Enhanced health and safety measures have been introduced into schools and group activities around the world to prevent the transmission of severe acute respiratory syndrome coronavirus 2 (SARS-CoV-2) among students and staff. This includes screening for symptoms to prevent those who are symptomatic from entering schools. However, with the large variation in clinical manifestations of SARS-CoV-2 in children, schools have been presented with a particular challenge to identify those with SARS-CoV-2 infection before they enter the building.

Knowing which symptoms are more likely to be associated with SARS-CoV-2 infection may help to direct screening and testing criteria for children. In this context, a related study offers important insights.1 King and colleagues sought to determine the symptoms most likely to predict SARS-CoV-2 infection in a cohort of Albertan children and adolescents under 19 years of age. They found that 35.9% of children who received a first SARS-CoV-2 test between April and September 2020 and tested positive reported no symptoms, a higher proportion than the pooled estimates of 15%–20% from systematic reviews on pediatric coronavirus disease 2019 (COVID-19).2 This discrepancy may be due to the broad strategy of testing close contacts that has existed in Alberta since early April, including testing contacts who are asymptomatic or presymptomatic at specified times after exposure.

- - - - -

▶ [Complete the following]:
1 – Swap "cohort" for "group" in the passage on SARS-CoV-2 in children and give that part of it again, beginning at "Knowing which symptoms" and stopping after "times after exposure.".
2 – Please resume the passage on SARS-CoV-2 in children, continuing from its final sentence.
The rows have no connection to the passage on SARS-CoV-2 in children.

- - - - -

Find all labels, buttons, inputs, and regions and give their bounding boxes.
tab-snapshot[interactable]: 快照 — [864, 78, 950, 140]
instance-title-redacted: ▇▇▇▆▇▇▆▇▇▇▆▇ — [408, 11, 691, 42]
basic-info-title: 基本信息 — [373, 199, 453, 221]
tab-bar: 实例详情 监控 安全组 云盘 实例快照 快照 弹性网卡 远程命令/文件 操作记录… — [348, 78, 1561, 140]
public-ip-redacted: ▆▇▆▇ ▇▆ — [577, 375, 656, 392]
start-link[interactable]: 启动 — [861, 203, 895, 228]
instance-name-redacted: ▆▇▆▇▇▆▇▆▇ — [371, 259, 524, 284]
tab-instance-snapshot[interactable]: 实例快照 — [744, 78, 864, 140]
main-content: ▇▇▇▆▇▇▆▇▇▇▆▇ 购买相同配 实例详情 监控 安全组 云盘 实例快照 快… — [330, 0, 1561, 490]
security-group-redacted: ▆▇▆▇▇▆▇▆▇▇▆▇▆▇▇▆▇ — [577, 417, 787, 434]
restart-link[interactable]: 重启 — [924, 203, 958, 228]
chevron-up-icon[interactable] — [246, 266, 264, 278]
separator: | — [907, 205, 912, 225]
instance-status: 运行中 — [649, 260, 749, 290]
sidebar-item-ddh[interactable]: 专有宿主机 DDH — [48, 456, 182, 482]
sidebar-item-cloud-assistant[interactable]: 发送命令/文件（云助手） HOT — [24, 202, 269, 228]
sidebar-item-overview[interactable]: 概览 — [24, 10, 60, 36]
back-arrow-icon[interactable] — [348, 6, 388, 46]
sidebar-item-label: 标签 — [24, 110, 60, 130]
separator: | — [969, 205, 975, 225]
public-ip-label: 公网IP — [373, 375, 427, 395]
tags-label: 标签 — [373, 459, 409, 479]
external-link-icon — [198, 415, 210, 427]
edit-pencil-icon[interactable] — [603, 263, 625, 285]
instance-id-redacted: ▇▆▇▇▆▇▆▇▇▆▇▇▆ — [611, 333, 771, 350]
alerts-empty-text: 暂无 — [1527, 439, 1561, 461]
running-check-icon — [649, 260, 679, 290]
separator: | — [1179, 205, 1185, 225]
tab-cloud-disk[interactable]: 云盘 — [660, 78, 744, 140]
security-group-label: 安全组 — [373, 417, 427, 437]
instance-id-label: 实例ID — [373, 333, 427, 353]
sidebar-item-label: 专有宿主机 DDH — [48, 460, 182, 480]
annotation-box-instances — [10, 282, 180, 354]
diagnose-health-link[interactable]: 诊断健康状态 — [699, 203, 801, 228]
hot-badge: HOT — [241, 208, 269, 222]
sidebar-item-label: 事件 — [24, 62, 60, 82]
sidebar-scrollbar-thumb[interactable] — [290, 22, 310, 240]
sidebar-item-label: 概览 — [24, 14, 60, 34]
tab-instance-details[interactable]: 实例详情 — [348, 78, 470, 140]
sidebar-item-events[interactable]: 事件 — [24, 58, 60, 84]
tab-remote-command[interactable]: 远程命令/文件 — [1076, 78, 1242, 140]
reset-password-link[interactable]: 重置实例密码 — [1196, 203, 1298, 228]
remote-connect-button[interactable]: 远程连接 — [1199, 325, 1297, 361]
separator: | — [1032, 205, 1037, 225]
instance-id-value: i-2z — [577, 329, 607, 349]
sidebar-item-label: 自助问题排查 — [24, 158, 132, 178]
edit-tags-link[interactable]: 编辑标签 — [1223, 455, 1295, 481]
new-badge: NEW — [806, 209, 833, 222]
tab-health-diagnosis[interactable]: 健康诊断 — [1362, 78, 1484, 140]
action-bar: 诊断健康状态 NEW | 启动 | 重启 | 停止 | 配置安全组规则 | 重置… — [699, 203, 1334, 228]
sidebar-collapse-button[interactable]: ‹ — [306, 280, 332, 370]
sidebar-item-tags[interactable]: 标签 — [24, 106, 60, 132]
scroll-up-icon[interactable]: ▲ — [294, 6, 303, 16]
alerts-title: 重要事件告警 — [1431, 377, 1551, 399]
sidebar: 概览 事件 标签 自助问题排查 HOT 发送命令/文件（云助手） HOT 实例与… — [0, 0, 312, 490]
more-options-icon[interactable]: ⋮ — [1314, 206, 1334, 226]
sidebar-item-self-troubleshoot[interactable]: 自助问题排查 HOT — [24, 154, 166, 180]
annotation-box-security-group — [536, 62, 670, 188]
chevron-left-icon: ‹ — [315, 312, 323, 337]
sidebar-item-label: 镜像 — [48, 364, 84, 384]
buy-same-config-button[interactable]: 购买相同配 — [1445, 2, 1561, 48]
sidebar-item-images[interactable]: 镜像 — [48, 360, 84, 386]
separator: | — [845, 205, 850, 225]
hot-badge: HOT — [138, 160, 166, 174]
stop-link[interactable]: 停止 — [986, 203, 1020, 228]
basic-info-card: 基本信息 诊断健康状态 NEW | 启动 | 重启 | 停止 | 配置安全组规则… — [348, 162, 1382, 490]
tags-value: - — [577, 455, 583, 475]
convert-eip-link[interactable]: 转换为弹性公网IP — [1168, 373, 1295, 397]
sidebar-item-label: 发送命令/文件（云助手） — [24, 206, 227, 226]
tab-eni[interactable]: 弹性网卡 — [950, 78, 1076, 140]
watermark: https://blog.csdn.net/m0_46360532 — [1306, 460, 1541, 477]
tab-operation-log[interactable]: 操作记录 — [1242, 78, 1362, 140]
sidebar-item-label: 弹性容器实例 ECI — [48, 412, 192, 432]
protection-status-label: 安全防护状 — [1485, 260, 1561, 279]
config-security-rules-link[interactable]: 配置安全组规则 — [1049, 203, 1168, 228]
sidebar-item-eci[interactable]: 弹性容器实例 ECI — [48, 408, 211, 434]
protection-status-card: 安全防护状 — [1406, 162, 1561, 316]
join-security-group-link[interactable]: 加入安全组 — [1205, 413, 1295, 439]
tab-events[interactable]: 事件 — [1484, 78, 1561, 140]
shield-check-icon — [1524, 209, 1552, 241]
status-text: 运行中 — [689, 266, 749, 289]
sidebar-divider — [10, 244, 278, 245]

- - - - -

▶ [Answers]:
1 –
Knowing which symptoms are more likely to be associated with SARS-CoV-2 infection may help to direct screening and testing criteria for children. In this context, a related study offers important insights.1 King and colleagues sought to determine the symptoms most likely to predict SARS-CoV-2 infection in a group of Albertan children and adolescents under 19 years of age. They found that 35.9% of children who received a first SARS-CoV-2 test between April and September 2020 and tested positive reported no symptoms, a higher proportion than the pooled estimates of 15%–20% from systematic reviews on pediatric coronavirus disease 2019 (COVID-19).2 This discrepancy may be due to the broad strategy of testing close contacts that has existed in Alberta since early April, including testing contacts who are asymptomatic or presymptomatic at specified times after exposure.

2 –
The related study also confirms the ubiquitousness of symptoms potentially related to COVID-19 among children and adolescents. Fever, cough and rhinorrhea were the most common symptoms among children tested for SARS-CoV-2 infection, regardless of whether they tested positive or negative. However, the symptoms most likely to be associated with a positive SARS-CoV-2 test result were anosmia/ageusia, nausea/vomiting, headache and fever/chills. A recent umbrella review identified more than 30 systematic reviews regarding the clinical manifestations of pediatric COVID-19.2 Predominant symptoms included fever and cough in more than half the cases, followed by rhinorrhea/nasal congestion, myalgia/fatigue and sore throat in 10%–20% of cases and gastrointestinal symptoms and headache in fewer than 10% of cases.2 Although anosmia, with or without ageusia, has emerged as a specific symptom of SARS-CoV-2 infection in nearly half of all adult cases, King and colleagues found these symptoms in only 7.7% of children who tested positive.1 This frequency is comparable to findings in a cohort of children of health care workers in the United Kingdom, but lower than the 20% reported in a hospital-based pediatric cohort in Massachusetts.3–5

King and colleagues suggest that screening questionnaires should perhaps include only symptoms associated with positive test results, but they acknowledge the infrequency with which these symptoms occur, relative to upper respiratory tract symptoms and fever. Although the authors calculated positive likelihood ratios for the presence of each symptom in their analysis, this approach links the symptom to the infection but does not show whether the symptom occurred in isolation of other symptoms (e.g., Does isolated rhinorrhea, with or without an exposure history, predict SARS-CoV-2 infection?) or whether a child with rhinorrhea is likely to test positive for SARS-CoV-2. Given that symptoms such as headaches and rhinorrhea are common among school-aged children even in the absence of an infection, it would be important to determine the positive predictive value of these symptoms for COVID-19, particularly as isolated symptoms.

For which symptoms, then, should children be screened before entering school? There are trade-offs between taking a broad versus narrow approach to symptom screening. Attempting to identify all students who may have symptomatic SARS-CoV-2 before entering the school environment would also result in the exclusion of many students with symptoms potentially unrelated to, yet indistinguishable from, COVID-19. Furthermore, the requirement for testing and isolation based on screening for a broad range of symptoms may rapidly overwhelm testing capacity and decrease the willingness of children and parents to report symptoms. Conversely, targeting specific but infrequent symptoms may result in children with unrecognized COVID-19 entering the school environment.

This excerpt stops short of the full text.